I love the incan bulbs though, I always keep a few ready to rock. I love the P61, I've kept that in the defender 6P, and the P91 is rad in a C3. 

That being said, the LF Incan bulbs are great to run off of 2x 18650 as they are meant for it. Hurts my wallet a lot less since I've really not been able to let go of incandescent lighting.


----------



## Olumin (Jan 17, 2022)

I enjoy the old incans. I like the simplicity. Nothing beats the tint & even the small ones throw like crazy. Just recently got a 1st gen strion, originally just as a collectors item but I enjoy using it quite a lot. + its rechargeable so no feeling guilty about wasting batteries. I normally carry a single mode light anyway so i still find the old incans very useful. Thinking bout carrying the strion, but it'd be a shame to scratch the finish.


----------



## Megalamuffin (Jan 17, 2022)

bykfixer said:


> You need a 6P in your life.
> 
> Just sayin'……



I have one, with another soon to arrive. As good as the 6P is I like the C2 even more.


----------



## thermal guy (Jan 17, 2022)

The C2 is a fantastic light. The square body makes for great grip and loaded with a modern dropin makes for a great combination.


----------



## Bimmerboy (Jan 17, 2022)

I'll tell ya', much as I love the 6P and C2, I think the Z2 is even better. The feel in hand is just superb.


----------



## sandalian (Jan 18, 2022)

Have you heard about Lumens Factory? 
They build P60 drop-ins with LED inside that has similar characters to incand.


----------



## Megalamuffin (Jan 18, 2022)

sandalian said:


> Have you heard about Lumens Factory?
> They build P60 drop-ins with LED inside that has similar characters to incand.



Yes. I am really happy with my warm malkoff M61’s so I haven’t tried any other led P60’s. I do mean to try some of the lumens factory lamp assembly’s soon.


----------



## Lumen83 (Jan 26, 2022)

thermal guy said:


> They are great lights but really can’t compare with even todays keychain lights.they say it’s never a good thing to meet your hero😂



I suppose it all just depends what you are looking for. In terms of output and battery life? No, they don't compare. But in terms of the quality of light, I find many of the old incans to be far superior. The color rendition and tint is a much more enjoyable experience for me. And when I am home I carry a 6P with P60 lamp.


----------



## Megalamuffin (Jan 29, 2022)

Listed entries:
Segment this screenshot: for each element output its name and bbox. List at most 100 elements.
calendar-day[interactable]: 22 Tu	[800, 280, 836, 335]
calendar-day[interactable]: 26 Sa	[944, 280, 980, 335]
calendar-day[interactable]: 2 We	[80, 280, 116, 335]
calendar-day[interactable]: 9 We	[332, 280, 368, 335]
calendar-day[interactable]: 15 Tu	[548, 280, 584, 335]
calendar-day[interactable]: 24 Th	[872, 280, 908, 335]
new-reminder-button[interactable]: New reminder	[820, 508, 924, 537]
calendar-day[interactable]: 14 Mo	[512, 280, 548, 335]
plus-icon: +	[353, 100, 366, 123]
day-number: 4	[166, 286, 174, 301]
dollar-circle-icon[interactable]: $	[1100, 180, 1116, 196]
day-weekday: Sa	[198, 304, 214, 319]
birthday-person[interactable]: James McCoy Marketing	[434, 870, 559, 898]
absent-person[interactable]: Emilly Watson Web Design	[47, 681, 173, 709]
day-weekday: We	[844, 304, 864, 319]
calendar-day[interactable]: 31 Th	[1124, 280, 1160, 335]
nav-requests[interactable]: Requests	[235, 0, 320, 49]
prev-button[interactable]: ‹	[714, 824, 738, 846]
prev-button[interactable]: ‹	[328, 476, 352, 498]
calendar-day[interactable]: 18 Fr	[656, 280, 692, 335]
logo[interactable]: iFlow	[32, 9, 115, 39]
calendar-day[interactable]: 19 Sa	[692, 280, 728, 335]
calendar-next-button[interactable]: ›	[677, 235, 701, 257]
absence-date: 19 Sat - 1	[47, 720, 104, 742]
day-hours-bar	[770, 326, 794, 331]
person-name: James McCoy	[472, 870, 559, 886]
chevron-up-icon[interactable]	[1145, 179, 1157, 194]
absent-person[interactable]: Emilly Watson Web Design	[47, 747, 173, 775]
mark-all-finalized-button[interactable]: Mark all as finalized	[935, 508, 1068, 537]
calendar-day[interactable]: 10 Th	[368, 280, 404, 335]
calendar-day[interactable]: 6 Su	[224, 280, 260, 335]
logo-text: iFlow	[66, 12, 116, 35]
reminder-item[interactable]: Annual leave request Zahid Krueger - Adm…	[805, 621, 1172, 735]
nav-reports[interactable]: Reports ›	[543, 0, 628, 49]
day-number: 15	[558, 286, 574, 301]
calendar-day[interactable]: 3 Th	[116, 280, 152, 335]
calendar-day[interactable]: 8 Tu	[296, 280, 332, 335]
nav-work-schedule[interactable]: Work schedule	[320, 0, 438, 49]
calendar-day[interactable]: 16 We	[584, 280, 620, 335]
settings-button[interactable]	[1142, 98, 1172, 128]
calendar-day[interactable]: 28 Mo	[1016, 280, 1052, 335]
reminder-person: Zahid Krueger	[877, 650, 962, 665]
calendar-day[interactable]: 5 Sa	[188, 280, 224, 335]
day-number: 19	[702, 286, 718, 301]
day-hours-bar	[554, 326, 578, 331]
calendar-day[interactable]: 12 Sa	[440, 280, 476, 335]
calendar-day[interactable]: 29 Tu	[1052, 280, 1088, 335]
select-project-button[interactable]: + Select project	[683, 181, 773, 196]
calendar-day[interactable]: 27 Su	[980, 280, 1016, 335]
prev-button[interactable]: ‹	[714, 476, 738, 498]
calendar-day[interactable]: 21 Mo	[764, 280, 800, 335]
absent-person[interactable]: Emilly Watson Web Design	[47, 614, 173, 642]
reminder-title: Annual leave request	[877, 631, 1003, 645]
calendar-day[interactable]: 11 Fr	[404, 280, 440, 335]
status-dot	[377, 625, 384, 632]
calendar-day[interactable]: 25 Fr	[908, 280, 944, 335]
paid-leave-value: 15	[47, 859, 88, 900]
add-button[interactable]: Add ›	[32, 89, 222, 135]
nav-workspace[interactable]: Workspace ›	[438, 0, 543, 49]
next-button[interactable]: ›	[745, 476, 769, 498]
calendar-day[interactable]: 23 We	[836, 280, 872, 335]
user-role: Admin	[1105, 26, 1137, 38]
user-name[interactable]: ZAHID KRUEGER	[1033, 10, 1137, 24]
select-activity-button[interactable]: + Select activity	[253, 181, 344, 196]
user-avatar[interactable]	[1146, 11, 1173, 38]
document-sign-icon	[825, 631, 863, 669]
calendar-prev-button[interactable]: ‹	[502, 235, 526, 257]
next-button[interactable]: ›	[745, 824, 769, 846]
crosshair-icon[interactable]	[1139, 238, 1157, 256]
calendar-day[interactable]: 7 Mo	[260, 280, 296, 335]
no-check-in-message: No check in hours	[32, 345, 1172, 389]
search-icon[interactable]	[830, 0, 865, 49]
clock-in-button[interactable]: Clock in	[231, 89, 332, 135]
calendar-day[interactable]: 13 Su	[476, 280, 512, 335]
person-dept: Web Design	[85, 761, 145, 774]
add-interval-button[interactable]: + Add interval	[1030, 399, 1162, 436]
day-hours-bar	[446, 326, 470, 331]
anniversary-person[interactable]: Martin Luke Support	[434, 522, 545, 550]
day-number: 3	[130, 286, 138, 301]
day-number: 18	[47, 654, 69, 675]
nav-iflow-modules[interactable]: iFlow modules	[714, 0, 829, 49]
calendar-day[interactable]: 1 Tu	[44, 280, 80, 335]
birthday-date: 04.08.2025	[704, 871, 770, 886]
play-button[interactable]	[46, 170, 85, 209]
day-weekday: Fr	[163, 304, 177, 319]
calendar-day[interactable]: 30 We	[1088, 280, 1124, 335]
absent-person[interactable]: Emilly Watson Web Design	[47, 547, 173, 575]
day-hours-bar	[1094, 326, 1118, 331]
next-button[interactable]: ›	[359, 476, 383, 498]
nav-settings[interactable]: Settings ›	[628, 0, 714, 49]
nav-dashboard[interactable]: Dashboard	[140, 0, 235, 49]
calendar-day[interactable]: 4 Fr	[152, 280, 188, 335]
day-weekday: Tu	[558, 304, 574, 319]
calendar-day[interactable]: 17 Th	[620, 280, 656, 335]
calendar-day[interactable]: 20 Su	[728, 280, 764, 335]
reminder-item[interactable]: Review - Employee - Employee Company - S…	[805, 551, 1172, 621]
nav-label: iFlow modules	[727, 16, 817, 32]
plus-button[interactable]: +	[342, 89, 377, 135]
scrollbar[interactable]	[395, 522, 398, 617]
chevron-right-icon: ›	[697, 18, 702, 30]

Goals:
1. Rewrite the flashlight thread from "## thermal guy" up to and including "is just superb.", using "wonderful" in place of "fantastic".
2. In the flashlight thread, which light does Bimmerboy say is even better than the 6P and C2?

Correct answers:
1.
## thermal guy (Jan 17, 2022)

The C2 is a wonderful light. The square body makes for great grip and loaded with a modern dropin makes for a great combination.


----------



## Bimmerboy (Jan 17, 2022)

I'll tell ya', much as I love the 6P and C2, I think the Z2 is even better. The feel in hand is just superb.

2. The Z2.